*What to work on:* Repeat all of the material below exactly as written, images excluded.

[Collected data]

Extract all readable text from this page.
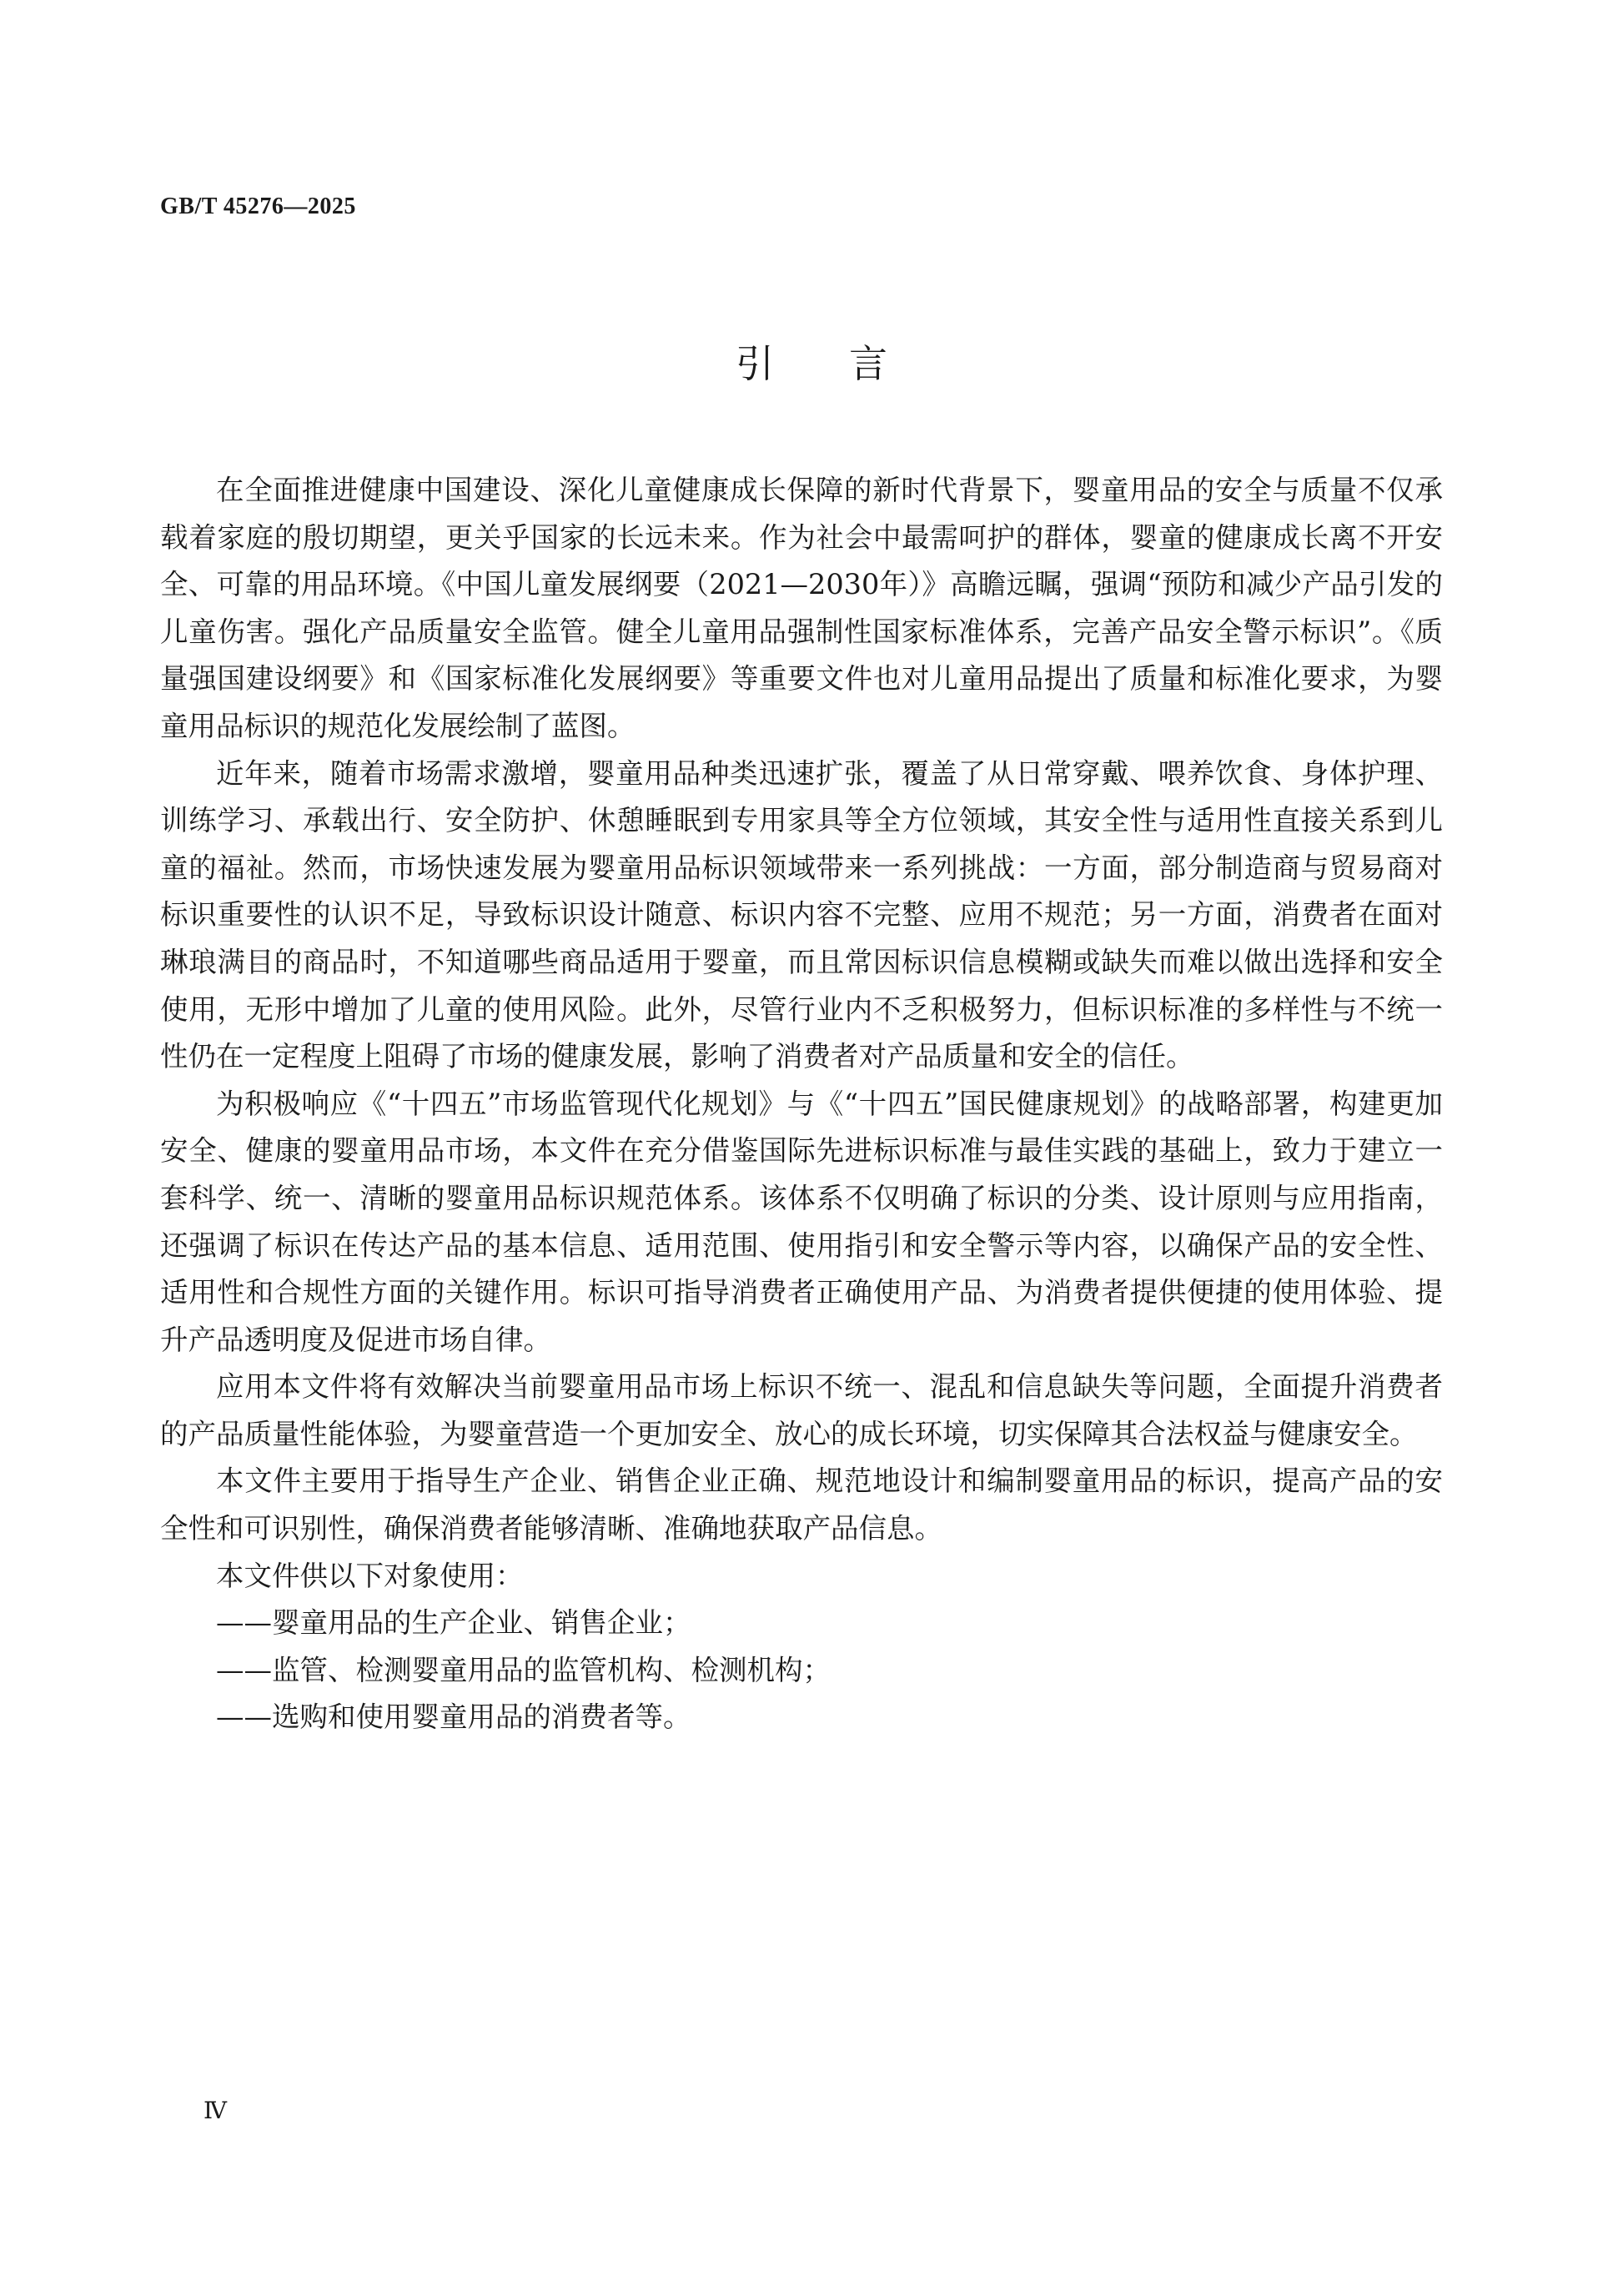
GB/T 45276—2025
引言

在全面推进健康中国建设、深化儿童健康成长保障的新时代背景下，婴童用品的安全与质量不仅承载着家庭的殷切期望，更关乎国家的长远未来。作为社会中最需呵护的群体，婴童的健康成长离不开安全、可靠的用品环境。《中国儿童发展纲要（2021—2030年）》高瞻远瞩，强调“预防和减少产品引发的儿童伤害。强化产品质量安全监管。健全儿童用品强制性国家标准体系，完善产品安全警示标识”。《质量强国建设纲要》和《国家标准化发展纲要》等重要文件也对儿童用品提出了质量和标准化要求，为婴童用品标识的规范化发展绘制了蓝图。

近年来，随着市场需求激增，婴童用品种类迅速扩张，覆盖了从日常穿戴、喂养饮食、身体护理、训练学习、承载出行、安全防护、休憩睡眠到专用家具等全方位领域，其安全性与适用性直接关系到儿童的福祉。然而，市场快速发展为婴童用品标识领域带来一系列挑战：一方面，部分制造商与贸易商对标识重要性的认识不足，导致标识设计随意、标识内容不完整、应用不规范；另一方面，消费者在面对琳琅满目的商品时，不知道哪些商品适用于婴童，而且常因标识信息模糊或缺失而难以做出选择和安全使用，无形中增加了儿童的使用风险。此外，尽管行业内不乏积极努力，但标识标准的多样性与不统一性仍在一定程度上阻碍了市场的健康发展，影响了消费者对产品质量和安全的信任。

为积极响应《“十四五”市场监管现代化规划》与《“十四五”国民健康规划》的战略部署，构建更加安全、健康的婴童用品市场，本文件在充分借鉴国际先进标识标准与最佳实践的基础上，致力于建立一套科学、统一、清晰的婴童用品标识规范体系。该体系不仅明确了标识的分类、设计原则与应用指南，还强调了标识在传达产品的基本信息、适用范围、使用指引和安全警示等内容，以确保产品的安全性、适用性和合规性方面的关键作用。标识可指导消费者正确使用产品、为消费者提供便捷的使用体验、提升产品透明度及促进市场自律。

应用本文件将有效解决当前婴童用品市场上标识不统一、混乱和信息缺失等问题，全面提升消费者的产品质量性能体验，为婴童营造一个更加安全、放心的成长环境，切实保障其合法权益与健康安全。

本文件主要用于指导生产企业、销售企业正确、规范地设计和编制婴童用品的标识，提高产品的安全性和可识别性，确保消费者能够清晰、准确地获取产品信息。

本文件供以下对象使用：

——婴童用品的生产企业、销售企业；
——监管、检测婴童用品的监管机构、检测机构；
——选购和使用婴童用品的消费者等。
Ⅳ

*Final result:*
Extract all readable text from this page.
GB/T 45276—2025
引言

在全面推进健康中国建设、深化儿童健康成长保障的新时代背景下，婴童用品的安全与质量不仅承载着家庭的殷切期望，更关乎国家的长远未来。作为社会中最需呵护的群体，婴童的健康成长离不开安全、可靠的用品环境。《中国儿童发展纲要（2021—2030年）》高瞻远瞩，强调“预防和减少产品引发的儿童伤害。强化产品质量安全监管。健全儿童用品强制性国家标准体系，完善产品安全警示标识”。《质量强国建设纲要》和《国家标准化发展纲要》等重要文件也对儿童用品提出了质量和标准化要求，为婴童用品标识的规范化发展绘制了蓝图。

近年来，随着市场需求激增，婴童用品种类迅速扩张，覆盖了从日常穿戴、喂养饮食、身体护理、训练学习、承载出行、安全防护、休憩睡眠到专用家具等全方位领域，其安全性与适用性直接关系到儿童的福祉。然而，市场快速发展为婴童用品标识领域带来一系列挑战：一方面，部分制造商与贸易商对标识重要性的认识不足，导致标识设计随意、标识内容不完整、应用不规范；另一方面，消费者在面对琳琅满目的商品时，不知道哪些商品适用于婴童，而且常因标识信息模糊或缺失而难以做出选择和安全使用，无形中增加了儿童的使用风险。此外，尽管行业内不乏积极努力，但标识标准的多样性与不统一性仍在一定程度上阻碍了市场的健康发展，影响了消费者对产品质量和安全的信任。

为积极响应《“十四五”市场监管现代化规划》与《“十四五”国民健康规划》的战略部署，构建更加安全、健康的婴童用品市场，本文件在充分借鉴国际先进标识标准与最佳实践的基础上，致力于建立一套科学、统一、清晰的婴童用品标识规范体系。该体系不仅明确了标识的分类、设计原则与应用指南，还强调了标识在传达产品的基本信息、适用范围、使用指引和安全警示等内容，以确保产品的安全性、适用性和合规性方面的关键作用。标识可指导消费者正确使用产品、为消费者提供便捷的使用体验、提升产品透明度及促进市场自律。

应用本文件将有效解决当前婴童用品市场上标识不统一、混乱和信息缺失等问题，全面提升消费者的产品质量性能体验，为婴童营造一个更加安全、放心的成长环境，切实保障其合法权益与健康安全。

本文件主要用于指导生产企业、销售企业正确、规范地设计和编制婴童用品的标识，提高产品的安全性和可识别性，确保消费者能够清晰、准确地获取产品信息。

本文件供以下对象使用：

——婴童用品的生产企业、销售企业；
——监管、检测婴童用品的监管机构、检测机构；
——选购和使用婴童用品的消费者等。
Ⅳ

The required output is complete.